● **Exercise aim**
Extract all of the entries and give them again, word for word.

(Dataset items)

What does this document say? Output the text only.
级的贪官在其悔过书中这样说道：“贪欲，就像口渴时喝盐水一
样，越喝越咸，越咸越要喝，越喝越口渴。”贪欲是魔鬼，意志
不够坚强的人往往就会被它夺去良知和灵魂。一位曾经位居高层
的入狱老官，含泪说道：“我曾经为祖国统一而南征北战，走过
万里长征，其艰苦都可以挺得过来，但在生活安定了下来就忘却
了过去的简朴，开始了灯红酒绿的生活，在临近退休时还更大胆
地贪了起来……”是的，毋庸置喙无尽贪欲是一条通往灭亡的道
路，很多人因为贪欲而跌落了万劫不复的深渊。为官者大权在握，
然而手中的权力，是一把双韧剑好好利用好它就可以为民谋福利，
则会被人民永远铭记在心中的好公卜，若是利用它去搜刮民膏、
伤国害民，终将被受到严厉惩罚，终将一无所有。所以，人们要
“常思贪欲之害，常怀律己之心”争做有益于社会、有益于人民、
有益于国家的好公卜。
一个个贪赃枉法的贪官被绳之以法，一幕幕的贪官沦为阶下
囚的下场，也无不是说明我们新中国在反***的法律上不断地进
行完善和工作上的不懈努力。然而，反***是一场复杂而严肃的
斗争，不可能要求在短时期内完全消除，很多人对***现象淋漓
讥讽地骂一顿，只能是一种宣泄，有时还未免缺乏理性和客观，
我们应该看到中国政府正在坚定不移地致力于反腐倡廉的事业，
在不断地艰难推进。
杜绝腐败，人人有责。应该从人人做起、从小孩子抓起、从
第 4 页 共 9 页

● **Exercise solution**
What does this document say? Output the text only.
级的贪官在其悔过书中这样说道：“贪欲，就像口渴时喝盐水一
样，越喝越咸，越咸越要喝，越喝越口渴。”贪欲是魔鬼，意志
不够坚强的人往往就会被它夺去良知和灵魂。一位曾经位居高层
的入狱老官，含泪说道：“我曾经为祖国统一而南征北战，走过
万里长征，其艰苦都可以挺得过来，但在生活安定了下来就忘却
了过去的简朴，开始了灯红酒绿的生活，在临近退休时还更大胆
地贪了起来……”是的，毋庸置喙无尽贪欲是一条通往灭亡的道
路，很多人因为贪欲而跌落了万劫不复的深渊。为官者大权在握，
然而手中的权力，是一把双韧剑好好利用好它就可以为民谋福利，
则会被人民永远铭记在心中的好公卜，若是利用它去搜刮民膏、
伤国害民，终将被受到严厉惩罚，终将一无所有。所以，人们要
“常思贪欲之害，常怀律己之心”争做有益于社会、有益于人民、
有益于国家的好公卜。
一个个贪赃枉法的贪官被绳之以法，一幕幕的贪官沦为阶下
囚的下场，也无不是说明我们新中国在反***的法律上不断地进
行完善和工作上的不懈努力。然而，反***是一场复杂而严肃的
斗争，不可能要求在短时期内完全消除，很多人对***现象淋漓
讥讽地骂一顿，只能是一种宣泄，有时还未免缺乏理性和客观，
我们应该看到中国政府正在坚定不移地致力于反腐倡廉的事业，
在不断地艰难推进。
杜绝腐败，人人有责。应该从人人做起、从小孩子抓起、从
第 4 页 共 9 页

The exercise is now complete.